# Stated goal:
Omit any picture, and return the remaining data exactly as written.

# Records shown:
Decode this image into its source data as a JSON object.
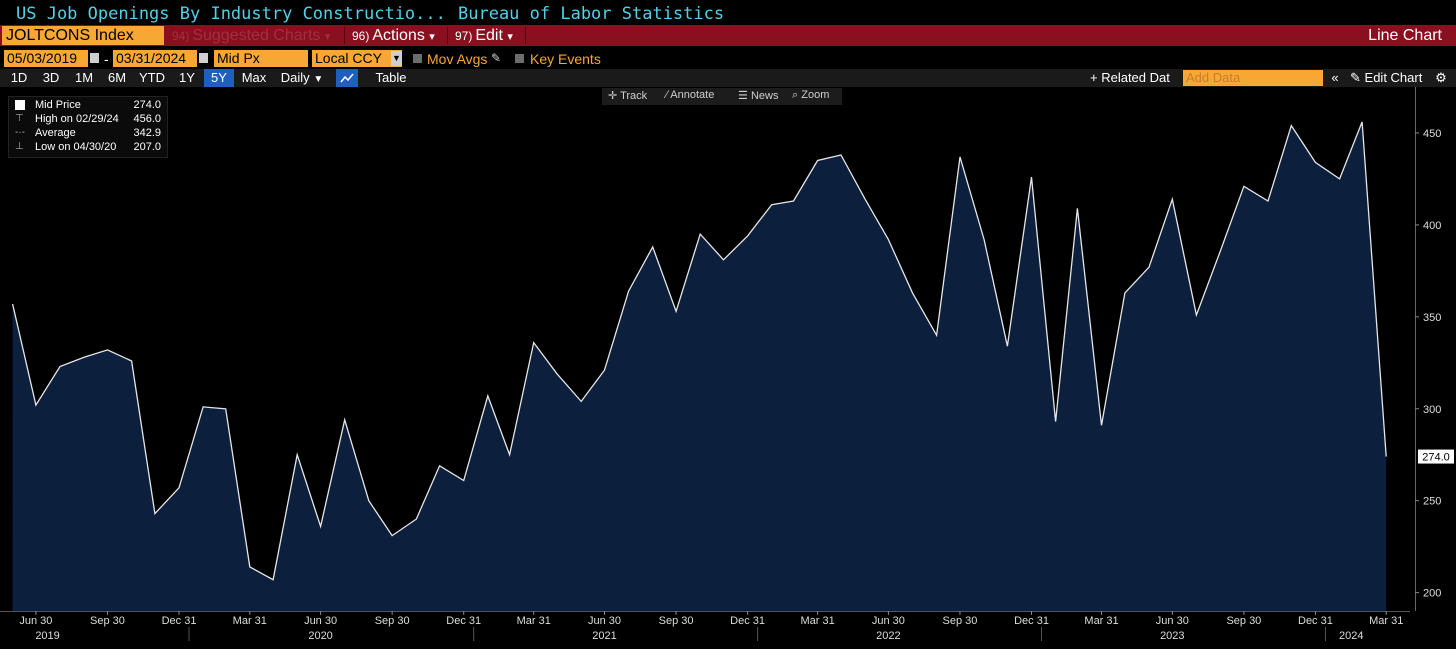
{
  "window": {
    "title": "US Job Openings By Industry Constructio...",
    "source": "Bureau of Labor Statistics"
  },
  "toolbar": {
    "ticker": "JOLTCONS Index",
    "menus": [
      {
        "num": "94)",
        "label": "Suggested Charts",
        "caret": "▾",
        "enabled": false
      },
      {
        "num": "96)",
        "label": "Actions",
        "caret": "▾",
        "enabled": true
      },
      {
        "num": "97)",
        "label": "Edit",
        "caret": "▾",
        "enabled": true
      }
    ],
    "view_label": "Line Chart"
  },
  "controls": {
    "start_date": "05/03/2019",
    "end_date": "03/31/2024",
    "date_separator": "-",
    "price_field": "Mid Px",
    "currency": "Local CCY",
    "mov_avgs": "Mov Avgs",
    "key_events": "Key Events"
  },
  "ranges": {
    "items": [
      "1D",
      "3D",
      "1M",
      "6M",
      "YTD",
      "1Y",
      "5Y",
      "Max"
    ],
    "active": "5Y",
    "frequency": "Daily",
    "table_label": "Table",
    "related_label": "+ Related Dat",
    "add_data_placeholder": "Add Data",
    "edit_chart_label": "Edit Chart"
  },
  "tools": [
    "Track",
    "Annotate",
    "News",
    "Zoom"
  ],
  "legend": {
    "rows": [
      {
        "label": "Mid Price",
        "value": "274.0"
      },
      {
        "label": "High on 02/29/24",
        "value": "456.0"
      },
      {
        "label": "Average",
        "value": "342.9"
      },
      {
        "label": "Low on 04/30/20",
        "value": "207.0"
      }
    ]
  },
  "colors": {
    "accent_orange": "#f7a733",
    "toolbar_red": "#8a0f1f",
    "title_cyan": "#4fd1e8",
    "area_fill": "#0c1f3c",
    "line": "#e6e6e6",
    "active_range": "#1f5fbf"
  },
  "chart_data": {
    "type": "area",
    "series": [
      {
        "name": "Mid Price",
        "x": [
          "2019-05-31",
          "2019-06-30",
          "2019-07-31",
          "2019-08-31",
          "2019-09-30",
          "2019-10-31",
          "2019-11-30",
          "2019-12-31",
          "2020-01-31",
          "2020-02-29",
          "2020-03-31",
          "2020-04-30",
          "2020-05-31",
          "2020-06-30",
          "2020-07-31",
          "2020-08-31",
          "2020-09-30",
          "2020-10-31",
          "2020-11-30",
          "2020-12-31",
          "2021-01-31",
          "2021-02-28",
          "2021-03-31",
          "2021-04-30",
          "2021-05-31",
          "2021-06-30",
          "2021-07-31",
          "2021-08-31",
          "2021-09-30",
          "2021-10-31",
          "2021-11-30",
          "2021-12-31",
          "2022-01-31",
          "2022-02-28",
          "2022-03-31",
          "2022-04-30",
          "2022-05-31",
          "2022-06-30",
          "2022-07-31",
          "2022-08-31",
          "2022-09-30",
          "2022-10-31",
          "2022-11-30",
          "2022-12-31",
          "2023-01-31",
          "2023-02-28",
          "2023-03-31",
          "2023-04-30",
          "2023-05-31",
          "2023-06-30",
          "2023-07-31",
          "2023-08-31",
          "2023-09-30",
          "2023-10-31",
          "2023-11-30",
          "2023-12-31",
          "2024-01-31",
          "2024-02-29",
          "2024-03-31"
        ],
        "values": [
          357,
          302,
          323,
          328,
          332,
          326,
          243,
          257,
          301,
          300,
          214,
          207,
          275,
          236,
          294,
          250,
          231,
          240,
          269,
          261,
          307,
          275,
          336,
          319,
          304,
          321,
          364,
          388,
          353,
          395,
          381,
          394,
          411,
          413,
          435,
          438,
          414,
          392,
          363,
          340,
          437,
          392,
          334,
          426,
          293,
          409,
          291,
          363,
          377,
          414,
          351,
          386,
          421,
          413,
          454,
          434,
          425,
          456,
          274
        ]
      }
    ],
    "title": "US Job Openings By Industry Constructio...",
    "ylim": [
      190,
      475
    ],
    "yticks": [
      200,
      250,
      300,
      350,
      400,
      450
    ],
    "xticks": [
      {
        "date": "2019-06-30",
        "label": "Jun 30"
      },
      {
        "date": "2019-09-30",
        "label": "Sep 30"
      },
      {
        "date": "2019-12-31",
        "label": "Dec 31"
      },
      {
        "date": "2020-03-31",
        "label": "Mar 31"
      },
      {
        "date": "2020-06-30",
        "label": "Jun 30"
      },
      {
        "date": "2020-09-30",
        "label": "Sep 30"
      },
      {
        "date": "2020-12-31",
        "label": "Dec 31"
      },
      {
        "date": "2021-03-31",
        "label": "Mar 31"
      },
      {
        "date": "2021-06-30",
        "label": "Jun 30"
      },
      {
        "date": "2021-09-30",
        "label": "Sep 30"
      },
      {
        "date": "2021-12-31",
        "label": "Dec 31"
      },
      {
        "date": "2022-03-31",
        "label": "Mar 31"
      },
      {
        "date": "2022-06-30",
        "label": "Jun 30"
      },
      {
        "date": "2022-09-30",
        "label": "Sep 30"
      },
      {
        "date": "2022-12-31",
        "label": "Dec 31"
      },
      {
        "date": "2023-03-31",
        "label": "Mar 31"
      },
      {
        "date": "2023-06-30",
        "label": "Jun 30"
      },
      {
        "date": "2023-09-30",
        "label": "Sep 30"
      },
      {
        "date": "2023-12-31",
        "label": "Dec 31"
      },
      {
        "date": "2024-03-31",
        "label": "Mar 31"
      }
    ],
    "year_labels": [
      {
        "date": "2019-07-15",
        "label": "2019"
      },
      {
        "date": "2020-06-30",
        "label": "2020"
      },
      {
        "date": "2021-06-30",
        "label": "2021"
      },
      {
        "date": "2022-06-30",
        "label": "2022"
      },
      {
        "date": "2023-06-30",
        "label": "2023"
      },
      {
        "date": "2024-02-15",
        "label": "2024"
      }
    ],
    "last_value_label": "274.0",
    "grid": false,
    "legend_position": "top-left"
  }
}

# Correct output:
Decode this image into its source data as a JSON object.
{
  "window": {
    "title": "US Job Openings By Industry Constructio...",
    "source": "Bureau of Labor Statistics"
  },
  "toolbar": {
    "ticker": "JOLTCONS Index",
    "menus": [
      {
        "num": "94)",
        "label": "Suggested Charts",
        "caret": "▾",
        "enabled": false
      },
      {
        "num": "96)",
        "label": "Actions",
        "caret": "▾",
        "enabled": true
      },
      {
        "num": "97)",
        "label": "Edit",
        "caret": "▾",
        "enabled": true
      }
    ],
    "view_label": "Line Chart"
  },
  "controls": {
    "start_date": "05/03/2019",
    "end_date": "03/31/2024",
    "date_separator": "-",
    "price_field": "Mid Px",
    "currency": "Local CCY",
    "mov_avgs": "Mov Avgs",
    "key_events": "Key Events"
  },
  "ranges": {
    "items": [
      "1D",
      "3D",
      "1M",
      "6M",
      "YTD",
      "1Y",
      "5Y",
      "Max"
    ],
    "active": "5Y",
    "frequency": "Daily",
    "table_label": "Table",
    "related_label": "+ Related Dat",
    "add_data_placeholder": "Add Data",
    "edit_chart_label": "Edit Chart"
  },
  "tools": [
    "Track",
    "Annotate",
    "News",
    "Zoom"
  ],
  "legend": {
    "rows": [
      {
        "label": "Mid Price",
        "value": "274.0"
      },
      {
        "label": "High on 02/29/24",
        "value": "456.0"
      },
      {
        "label": "Average",
        "value": "342.9"
      },
      {
        "label": "Low on 04/30/20",
        "value": "207.0"
      }
    ]
  },
  "colors": {
    "accent_orange": "#f7a733",
    "toolbar_red": "#8a0f1f",
    "title_cyan": "#4fd1e8",
    "area_fill": "#0c1f3c",
    "line": "#e6e6e6",
    "active_range": "#1f5fbf"
  },
  "chart_data": {
    "type": "area",
    "series": [
      {
        "name": "Mid Price",
        "x": [
          "2019-05-31",
          "2019-06-30",
          "2019-07-31",
          "2019-08-31",
          "2019-09-30",
          "2019-10-31",
          "2019-11-30",
          "2019-12-31",
          "2020-01-31",
          "2020-02-29",
          "2020-03-31",
          "2020-04-30",
          "2020-05-31",
          "2020-06-30",
          "2020-07-31",
          "2020-08-31",
          "2020-09-30",
          "2020-10-31",
          "2020-11-30",
          "2020-12-31",
          "2021-01-31",
          "2021-02-28",
          "2021-03-31",
          "2021-04-30",
          "2021-05-31",
          "2021-06-30",
          "2021-07-31",
          "2021-08-31",
          "2021-09-30",
          "2021-10-31",
          "2021-11-30",
          "2021-12-31",
          "2022-01-31",
          "2022-02-28",
          "2022-03-31",
          "2022-04-30",
          "2022-05-31",
          "2022-06-30",
          "2022-07-31",
          "2022-08-31",
          "2022-09-30",
          "2022-10-31",
          "2022-11-30",
          "2022-12-31",
          "2023-01-31",
          "2023-02-28",
          "2023-03-31",
          "2023-04-30",
          "2023-05-31",
          "2023-06-30",
          "2023-07-31",
          "2023-08-31",
          "2023-09-30",
          "2023-10-31",
          "2023-11-30",
          "2023-12-31",
          "2024-01-31",
          "2024-02-29",
          "2024-03-31"
        ],
        "values": [
          357,
          302,
          323,
          328,
          332,
          326,
          243,
          257,
          301,
          300,
          214,
          207,
          275,
          236,
          294,
          250,
          231,
          240,
          269,
          261,
          307,
          275,
          336,
          319,
          304,
          321,
          364,
          388,
          353,
          395,
          381,
          394,
          411,
          413,
          435,
          438,
          414,
          392,
          363,
          340,
          437,
          392,
          334,
          426,
          293,
          409,
          291,
          363,
          377,
          414,
          351,
          386,
          421,
          413,
          454,
          434,
          425,
          456,
          274
        ]
      }
    ],
    "title": "US Job Openings By Industry Constructio...",
    "ylim": [
      190,
      475
    ],
    "yticks": [
      200,
      250,
      300,
      350,
      400,
      450
    ],
    "xticks": [
      {
        "date": "2019-06-30",
        "label": "Jun 30"
      },
      {
        "date": "2019-09-30",
        "label": "Sep 30"
      },
      {
        "date": "2019-12-31",
        "label": "Dec 31"
      },
      {
        "date": "2020-03-31",
        "label": "Mar 31"
      },
      {
        "date": "2020-06-30",
        "label": "Jun 30"
      },
      {
        "date": "2020-09-30",
        "label": "Sep 30"
      },
      {
        "date": "2020-12-31",
        "label": "Dec 31"
      },
      {
        "date": "2021-03-31",
        "label": "Mar 31"
      },
      {
        "date": "2021-06-30",
        "label": "Jun 30"
      },
      {
        "date": "2021-09-30",
        "label": "Sep 30"
      },
      {
        "date": "2021-12-31",
        "label": "Dec 31"
      },
      {
        "date": "2022-03-31",
        "label": "Mar 31"
      },
      {
        "date": "2022-06-30",
        "label": "Jun 30"
      },
      {
        "date": "2022-09-30",
        "label": "Sep 30"
      },
      {
        "date": "2022-12-31",
        "label": "Dec 31"
      },
      {
        "date": "2023-03-31",
        "label": "Mar 31"
      },
      {
        "date": "2023-06-30",
        "label": "Jun 30"
      },
      {
        "date": "2023-09-30",
        "label": "Sep 30"
      },
      {
        "date": "2023-12-31",
        "label": "Dec 31"
      },
      {
        "date": "2024-03-31",
        "label": "Mar 31"
      }
    ],
    "year_labels": [
      {
        "date": "2019-07-15",
        "label": "2019"
      },
      {
        "date": "2020-06-30",
        "label": "2020"
      },
      {
        "date": "2021-06-30",
        "label": "2021"
      },
      {
        "date": "2022-06-30",
        "label": "2022"
      },
      {
        "date": "2023-06-30",
        "label": "2023"
      },
      {
        "date": "2024-02-15",
        "label": "2024"
      }
    ],
    "last_value_label": "274.0",
    "grid": false,
    "legend_position": "top-left"
  }
}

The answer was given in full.